» KUTIPAN TEKS:
Menilik Potret RHL Tesso Nilo

Barisan tanaman MPTS (multi purposes tree species) seperti Petai, Jengkol, Durian dan aneka tanaman kayu berjejer di sela-sela Akasia yang tumbuh secara massif di areal Taman Nasional Tesso Nilo.
Pelalawan, Oketimes.com - Barisan tanaman MPTS (multi purposes tree species) seperti Petai, Jengkol, Durian dan aneka tanaman kayu berjejer di sela-sela Akasia yang tumbuh secara massif di areal Taman Nasional Tesso Nilo.
Itulah gambaran kondisi tanaman RHL yang sudah ditanam sejak Tahun 2019 lalu di hamparan seluas 1.000 Ha di Blok RHL Desa Lubuk Kembang Bunga dan Air Hitam.
Ismail (47) perwakilan dari Penyedia PT. Green Mandiri Persada menjelaskan ada 3 klasifikasi pertumbuhan tanaman, yaitu ab-normal, normal, dan up-normal. Untuk tanaman yang ab-normal, pertumbuhannya sangat lambat dan ketinggian tanaman di tahun ke-2 masih di bawah 1 m.

» BARIS DATA:

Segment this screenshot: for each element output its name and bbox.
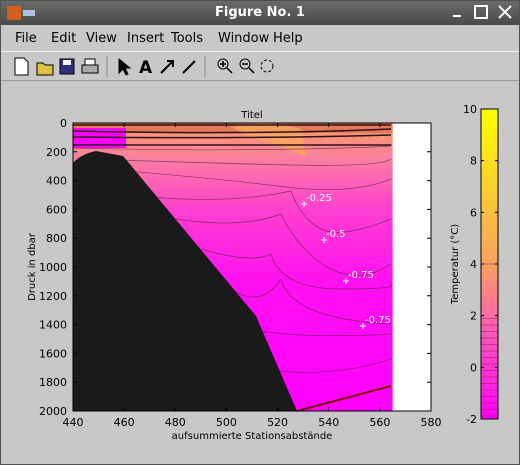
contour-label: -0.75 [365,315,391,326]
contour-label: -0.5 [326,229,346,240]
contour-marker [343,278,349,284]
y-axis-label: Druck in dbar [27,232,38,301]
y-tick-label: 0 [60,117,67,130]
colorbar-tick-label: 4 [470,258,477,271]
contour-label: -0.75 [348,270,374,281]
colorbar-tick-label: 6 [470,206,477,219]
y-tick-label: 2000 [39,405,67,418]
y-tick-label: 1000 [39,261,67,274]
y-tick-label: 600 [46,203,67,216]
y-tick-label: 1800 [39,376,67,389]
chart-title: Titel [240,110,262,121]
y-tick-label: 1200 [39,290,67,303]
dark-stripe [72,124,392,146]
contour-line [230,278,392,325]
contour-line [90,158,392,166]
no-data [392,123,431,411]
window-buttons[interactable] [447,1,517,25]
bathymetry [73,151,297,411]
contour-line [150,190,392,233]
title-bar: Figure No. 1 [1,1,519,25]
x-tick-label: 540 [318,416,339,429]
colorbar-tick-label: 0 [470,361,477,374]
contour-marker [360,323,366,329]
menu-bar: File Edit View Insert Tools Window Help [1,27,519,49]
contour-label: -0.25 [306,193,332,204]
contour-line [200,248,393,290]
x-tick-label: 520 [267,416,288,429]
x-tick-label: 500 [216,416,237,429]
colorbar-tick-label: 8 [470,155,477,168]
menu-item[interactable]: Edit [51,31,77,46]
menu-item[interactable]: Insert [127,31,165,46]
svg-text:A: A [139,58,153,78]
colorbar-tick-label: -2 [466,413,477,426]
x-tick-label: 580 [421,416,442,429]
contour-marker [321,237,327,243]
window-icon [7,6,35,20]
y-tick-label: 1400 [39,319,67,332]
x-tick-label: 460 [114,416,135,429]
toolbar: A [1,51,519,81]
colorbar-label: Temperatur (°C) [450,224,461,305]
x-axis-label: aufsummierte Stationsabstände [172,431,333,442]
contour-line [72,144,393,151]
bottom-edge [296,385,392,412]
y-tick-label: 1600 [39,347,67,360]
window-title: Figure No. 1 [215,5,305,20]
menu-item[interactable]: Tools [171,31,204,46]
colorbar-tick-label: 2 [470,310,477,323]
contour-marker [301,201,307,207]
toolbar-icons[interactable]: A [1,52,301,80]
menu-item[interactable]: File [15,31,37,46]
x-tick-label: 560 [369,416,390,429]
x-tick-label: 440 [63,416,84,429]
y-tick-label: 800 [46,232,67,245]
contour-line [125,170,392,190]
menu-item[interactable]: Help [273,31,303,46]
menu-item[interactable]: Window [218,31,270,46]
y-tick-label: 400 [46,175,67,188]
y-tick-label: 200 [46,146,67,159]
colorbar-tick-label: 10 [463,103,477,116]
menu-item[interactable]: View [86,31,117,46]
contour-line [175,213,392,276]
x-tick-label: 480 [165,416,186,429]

» LATIHAN A:
Jawablah pertanyaan berikut berdasarkan kutipan teks.
(i) Sejak tahun berapa tanaman RHL ditanam?
(ii) Berapa luas hamparan tanaman RHL di Blok RHL Desa Lubuk Kembang Bunga dan Air Hitam?
(iii) Ismail merupakan perwakilan dari penyedia apa?
» LATIHAN B: Ketik ulang bagian kutipan teks dari "Itulah gambaran kondisi" sampai "dan Air Hitam." tanpa mengubah satu huruf pun.
» LATIHAN C: Menurut kutipan teks, apa yang menyebabkan suatu tanaman digolongkan ab-normal? Jawab dalam satu sampai tiga kalimat.

» HASIL AKHIR A:
(i) Sejak Tahun 2019.
(ii) Seluas 1.000 Ha.
(iii) PT. Green Mandiri Persada.

» HASIL AKHIR B:
Itulah gambaran kondisi tanaman RHL yang sudah ditanam sejak Tahun 2019 lalu di hamparan seluas 1.000 Ha di Blok RHL Desa Lubuk Kembang Bunga dan Air Hitam.

» HASIL AKHIR C: Tanaman digolongkan ab-normal karena pertumbuhannya sangat lambat. Pada tahun ke-2, ketinggiannya masih di bawah 1 m.